WRITTEN INSTRUCTION: Print the entries in full, word for word, but not the pictures.

Recorded data:
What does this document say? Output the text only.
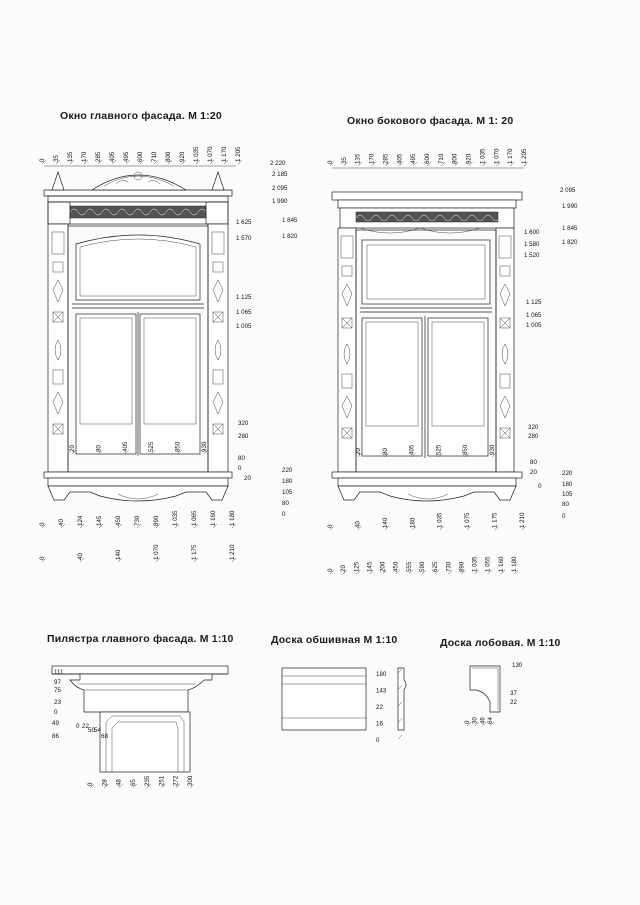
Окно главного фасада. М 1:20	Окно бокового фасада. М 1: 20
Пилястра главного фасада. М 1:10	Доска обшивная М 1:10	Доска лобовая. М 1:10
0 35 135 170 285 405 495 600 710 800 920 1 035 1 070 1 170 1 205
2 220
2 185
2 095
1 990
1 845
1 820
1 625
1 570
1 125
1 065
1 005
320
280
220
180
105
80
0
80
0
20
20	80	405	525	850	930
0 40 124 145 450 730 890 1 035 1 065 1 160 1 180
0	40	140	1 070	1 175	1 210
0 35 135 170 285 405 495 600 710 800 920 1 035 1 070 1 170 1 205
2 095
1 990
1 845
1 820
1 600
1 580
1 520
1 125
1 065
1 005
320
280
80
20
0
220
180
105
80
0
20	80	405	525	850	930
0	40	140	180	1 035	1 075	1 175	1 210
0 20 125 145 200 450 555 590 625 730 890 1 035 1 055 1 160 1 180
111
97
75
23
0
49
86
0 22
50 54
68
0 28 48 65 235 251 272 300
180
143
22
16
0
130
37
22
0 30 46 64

OUTPUT FOR THIS EXERCISE:
What does this document say? Output the text only.
Окно главного фасада. М 1:20	Окно бокового фасада. М 1: 20
Пилястра главного фасада. М 1:10	Доска обшивная М 1:10	Доска лобовая. М 1:10
0 35 135 170 285 405 495 600 710 800 920 1 035 1 070 1 170 1 205
2 220
2 185
2 095
1 990
1 845
1 820
1 625
1 570
1 125
1 065
1 005
320
280
220
180
105
80
0
80
0
20
20	80	405	525	850	930
0 40 124 145 450 730 890 1 035 1 065 1 160 1 180
0	40	140	1 070	1 175	1 210
0 35 135 170 285 405 495 600 710 800 920 1 035 1 070 1 170 1 205
2 095
1 990
1 845
1 820
1 600
1 580
1 520
1 125
1 065
1 005
320
280
80
20
0
220
180
105
80
0
20	80	405	525	850	930
0	40	140	180	1 035	1 075	1 175	1 210
0 20 125 145 200 450 555 590 625 730 890 1 035 1 055 1 160 1 180
111
97
75
23
0
49
86
0 22
50 54
68
0 28 48 65 235 251 272 300
180
143
22
16
0
130
37
22
0 30 46 64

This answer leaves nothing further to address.